If now we attend to ourselves on occasion of any transgression of
duty, we shall find that we in fact do not will that our maxim
should be a universal law, for that is impossible for us; on the
contrary we will that the opposite should remain a universal law,
only we assume the liberty of making an EXCEPTION in our own favour
or (just for this time only) in favour of our inclination.
Consequently if we considered all cases from one and the same point
of view, namely, that of reason, we should find a contradiction in
our own will, namely, that a certain principle should be objectively
necessary as a universal law, and yet subjectively should not be
universal, but admit of exceptions. As however we at one moment
regard our action from the point of view of a will wholly conformed
to reason, and then again look at the same action from the point of
view of a will affected by inclination, there is not really any
contradiction, but an antagonism of inclination to the precept of
reason, whereby the universality of the principle is changed into a
mere generality, so that the practical principle of reason shall
meet the maxim half way. Now, although this cannot be justified in
our own impartial judgment, yet it proves that we do really
recognise the validity of the categorical imperative and (with all
respect for it) only allow ourselves a few exceptions, which we
think unimportant and forced from us.
We have thus established at least this much, that if duty is a
conception which is to have any import and real legislative
authority for our actions, it can only be expressed in categorical,
and not at all in hypothetical imperatives. We have also, which is
of great importance, exhibited clearly and definitely for every
practical application the content of the categorical imperative,
which must contain the principle of all duty if there is such a
thing at all. We have not yet, however, advanced so far as to prove
a priori that there actually is such an imperative, that there is a
practical law which commands absolutely of itself, and without any
other impulse, and that the following of this law is duty.
With the view of attaining to this it is of extreme importance to
remember that we must not allow ourselves to think of deducing the
reality of this principle from the particular attributes of human
nature. For duty is to be a practical, unconditional necessity of
action; it must therefore hold for all rational beings (to whom an
imperative can apply at all) and for this reason only be also a law
for all human wills. On the contrary, whatever is deduced from the
particular natural characteristics of humanity, from certain
feelings and propensions, [Footnote: Kant distinguishes "Hang
(propensio)" from "Neigung (inclinatio)" as follows:--"Hang" is a
predisposition to the desire of some enjoyment; in other words, it
is the subjective possibility of excitement of a certain desire,
which precedes the conception of its object. When the enjoyment has
been experienced, it produces a "Neigung" (inclination) to it, which
accordingly is defined "habitual sensible desire. "--Anthropologie,
72, 79; Religion, p. 31. ] nay even, if possible, from any particular
tendency proper to human reason, and which need not necessarily hold
for the will of every rational being; this may indeed supply us with
a maxim, but not with a law; with a subjective principle on which we
may have a propension and inclination to act, but not with an
objective principle on which we should be enjoined to act, even
though all our propensions, inclinations, and natural dispositions
were opposed to it. In fact the sublimity and intrinsic dignity of
the command in duty are so much the more evident, the less the
subjective impulses favour it and the more they oppose it, without
being able in the slightest degree to weaken the obligation of the
law or to distinguish its validity.

▶ _Exercise A_:
Transcribe the records from the line containing "wire 0V: PL1 PS1 pin" through the line containing "junction +5V at R1 riser (181, 189, 186, 194)", including both of those lines.

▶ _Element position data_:
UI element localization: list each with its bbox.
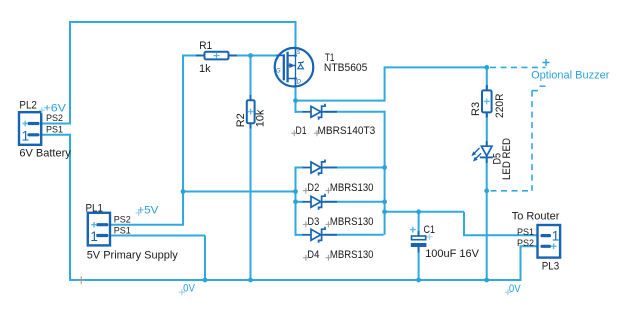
wire 0V: PL1 PS1 pin to corner (111, 235, 205, 237)
junction LED on rail (484, 278, 489, 283)
wire drain net: junction right (296, 100, 385, 102)
svg-text:+6V: +6V (44, 103, 67, 115)
wire +5V: vertical up to R1 row (182, 56, 184, 226)
svg-text:R1: R1 (199, 40, 212, 52)
junction +5V at R1 riser (181, 189, 186, 194)
svg-text:6V Battery: 6V Battery (19, 148, 71, 160)
wire output net: cathode bus vertical (384, 111, 386, 235)
wire drain net: up to R3 row (384, 67, 386, 101)
svg-text:PL2: PL2 (19, 99, 37, 111)
grid cross on rail (77, 276, 85, 284)
wire +5V: anode bus vertical (295, 167, 297, 236)
svg-text:PS1: PS1 (46, 124, 63, 134)
svg-text:0V: 0V (509, 283, 521, 295)
wire +5V: stub to D2 anode (295, 167, 304, 169)
wire 0V: PL2 PS1 pin to corner (42, 134, 71, 136)
svg-text:R2: R2 (235, 113, 247, 127)
origin cross MBRS130 D4 (325, 255, 331, 261)
wire optional buzzer minus to LED junction: dashed (491, 190, 533, 192)
wire optional buzzer plus: dashed (490, 66, 546, 68)
svg-text:LED RED: LED RED (501, 138, 513, 180)
origin cross D2 (303, 188, 309, 194)
svg-text:100uF 16V: 100uF 16V (425, 248, 479, 260)
resistor R3 (482, 85, 492, 118)
junction C1 top (416, 209, 421, 214)
diode D3 (303, 194, 338, 210)
wire output net: D3 cathode to bus (325, 201, 385, 203)
svg-text:5V Primary Supply: 5V Primary Supply (87, 249, 179, 261)
junction R3 top (484, 65, 489, 70)
resistor R1 (196, 52, 237, 60)
svg-text:MBRS130: MBRS130 (330, 182, 374, 194)
junction LED buzzer tap (484, 188, 489, 193)
diode D1 (303, 104, 338, 120)
junction output corner (382, 209, 387, 214)
junction gate R1-R2 (248, 53, 253, 58)
junction D3 anode (293, 199, 298, 204)
svg-text:S: S (297, 50, 301, 56)
svg-text:1: 1 (552, 228, 560, 243)
connector PL2 (19, 112, 41, 145)
wire gate net: R1 right to T1 gate (229, 55, 279, 57)
wire gate net: down to R2 top (250, 56, 252, 101)
wire 0V: R2 bottom to rail (250, 124, 252, 281)
wire 0V: left vertical down (69, 134, 71, 280)
wire optional buzzer minus stub: dashed (532, 90, 543, 92)
svg-text:PS2: PS2 (114, 214, 131, 224)
svg-text:D4: D4 (307, 249, 319, 261)
svg-text:C1: C1 (424, 224, 436, 236)
wire drain net: right to R3 top junction (384, 66, 487, 68)
junction T1 drain (293, 98, 298, 103)
diode D4 (303, 227, 338, 243)
svg-text:1k: 1k (199, 63, 211, 75)
svg-text:D1: D1 (296, 125, 307, 137)
wire +5V: stub to D3 anode (295, 201, 304, 203)
wire 0V: PL1 PS1 down to rail (204, 236, 206, 281)
origin cross 0V right (505, 289, 511, 295)
svg-text:NTB5605: NTB5605 (324, 62, 368, 74)
wire optional buzzer minus vertical: dashed (531, 91, 533, 191)
origin cross MBRS130 D2 (325, 188, 331, 194)
origin cross +5V (136, 210, 142, 216)
origin cross D1 (291, 130, 297, 136)
svg-text:PS2: PS2 (517, 238, 534, 248)
wire 0V: C1 bottom to rail (418, 247, 420, 280)
wire output net: C1 top lead (418, 212, 420, 236)
resistor R2 (247, 95, 255, 129)
junction +5V at anode bus (293, 189, 298, 194)
svg-text:1: 1 (90, 229, 98, 244)
origin cross +6V (39, 107, 45, 113)
svg-text:MBRS140T3: MBRS140T3 (318, 125, 376, 137)
junction C1 on rail (416, 278, 421, 283)
svg-text:D3: D3 (307, 216, 319, 228)
wire +6V: PL2 PS2 pin to corner (42, 123, 71, 125)
svg-text:10k: 10k (255, 109, 267, 127)
diode D2 (303, 160, 338, 176)
wire drain net: corner to D1 anode (295, 111, 304, 113)
wire +5V: PL1 PS2 pin to corner (111, 224, 183, 226)
origin cross 0V left (179, 289, 185, 295)
wire LED net: R3 bottom to LED anode (486, 112, 488, 146)
svg-text:220R: 220R (494, 93, 506, 118)
wire +6V: down into T1 source (295, 21, 297, 49)
svg-text:G: G (276, 69, 281, 75)
svg-text:Optional Buzzer: Optional Buzzer (531, 70, 610, 82)
transistor T1 (P-MOSFET in circle) (275, 48, 314, 87)
connector PL1 (88, 213, 110, 246)
junction R2 on rail (248, 278, 253, 283)
wire output net: D4 cathode to bus riser (325, 234, 384, 236)
junction D3 cathode (382, 199, 387, 204)
wire 0V: up to PL3 PS2 (520, 246, 522, 281)
wire 0V: LED cathode down to rail (486, 158, 488, 280)
wire 0V: bottom rail (69, 279, 521, 281)
svg-text:R3: R3 (470, 102, 482, 116)
wire drain net: T1 drain down to junction (295, 86, 297, 113)
svg-text:D: D (297, 80, 302, 86)
svg-text:PL1: PL1 (86, 202, 104, 214)
wire +5V: stub to D4 anode (295, 234, 304, 236)
svg-text:0V: 0V (183, 283, 195, 295)
capacitor C1 (410, 227, 433, 253)
origin cross D4 (303, 255, 309, 261)
LED D5 (471, 141, 493, 163)
svg-text:To Router: To Router (512, 211, 560, 223)
svg-text:PS1: PS1 (517, 227, 534, 237)
origin cross MBRS140T3 (314, 130, 320, 136)
wire +6V: top horizontal (69, 21, 296, 23)
wire output net: to PL3 PS1 pin (463, 234, 537, 236)
origin cross D3 (303, 221, 309, 227)
wire output net: D2 cathode to bus (325, 167, 385, 169)
buzzer plus mark (543, 59, 550, 66)
svg-text:D2: D2 (307, 182, 319, 194)
wire +5V: horizontal to diode anode bus (183, 191, 296, 193)
wire 0V: into PL3 PS2 pin (520, 245, 538, 247)
junction D2 cathode (382, 165, 387, 170)
svg-text:MBRS130: MBRS130 (330, 249, 374, 261)
wire output net: D1 cathode to bus (325, 111, 385, 113)
svg-text:PL3: PL3 (542, 260, 560, 272)
wire LED net: R3 top lead (486, 66, 488, 90)
svg-text:+5V: +5V (137, 204, 159, 216)
svg-text:1: 1 (22, 128, 30, 143)
svg-text:MBRS130: MBRS130 (330, 216, 374, 228)
wire output net: bus corner right (385, 211, 464, 213)
origin cross MBRS130 D3 (325, 221, 331, 227)
junction PL1 PS1 on rail (203, 278, 208, 283)
wire +6V: left vertical up (69, 21, 71, 125)
buzzer minus mark (540, 85, 546, 87)
svg-text:PS1: PS1 (114, 226, 131, 236)
wire output net: down jog (463, 212, 465, 236)
wire +5V: corner to R1 left (182, 55, 205, 57)
connector PL3 (538, 225, 561, 258)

▶ _Exercise B_:
Copy the passage on duty and the categorical imperative verbatim, from "If now we attend" to "of our inclination.".

▶ _Worked solution A_:
wire 0V: PL1 PS1 pin to corner (111, 235, 205, 237)
junction LED on rail (484, 278, 489, 283)
wire drain net: junction right (296, 100, 385, 102)
svg-text:+6V: +6V (44, 103, 67, 115)
wire +5V: vertical up to R1 row (182, 56, 184, 226)
svg-text:R1: R1 (199, 40, 212, 52)
junction +5V at R1 riser (181, 189, 186, 194)

▶ _Worked solution B_:
If now we attend to ourselves on occasion of any transgression of
duty, we shall find that we in fact do not will that our maxim
should be a universal law, for that is impossible for us; on the
contrary we will that the opposite should remain a universal law,
only we assume the liberty of making an EXCEPTION in our own favour
or (just for this time only) in favour of our inclination.